Dataset items:
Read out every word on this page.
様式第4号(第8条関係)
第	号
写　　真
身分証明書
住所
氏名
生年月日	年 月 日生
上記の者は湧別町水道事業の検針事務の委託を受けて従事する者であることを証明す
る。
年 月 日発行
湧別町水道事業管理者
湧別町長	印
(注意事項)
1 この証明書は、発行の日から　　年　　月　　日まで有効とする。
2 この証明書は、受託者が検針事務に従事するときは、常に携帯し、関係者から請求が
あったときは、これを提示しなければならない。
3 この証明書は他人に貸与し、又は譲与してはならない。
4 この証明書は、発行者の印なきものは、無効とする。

Task statement
Repeat each of the entries above precisely as given.

Solution for this exercise
Read out every word on this page.
様式第4号(第8条関係)
第	号
写　　真
身分証明書
住所
氏名
生年月日	年 月 日生
上記の者は湧別町水道事業の検針事務の委託を受けて従事する者であることを証明す
る。
年 月 日発行
湧別町水道事業管理者
湧別町長	印
(注意事項)
1 この証明書は、発行の日から　　年　　月　　日まで有効とする。
2 この証明書は、受託者が検針事務に従事するときは、常に携帯し、関係者から請求が
あったときは、これを提示しなければならない。
3 この証明書は他人に貸与し、又は譲与してはならない。
4 この証明書は、発行者の印なきものは、無効とする。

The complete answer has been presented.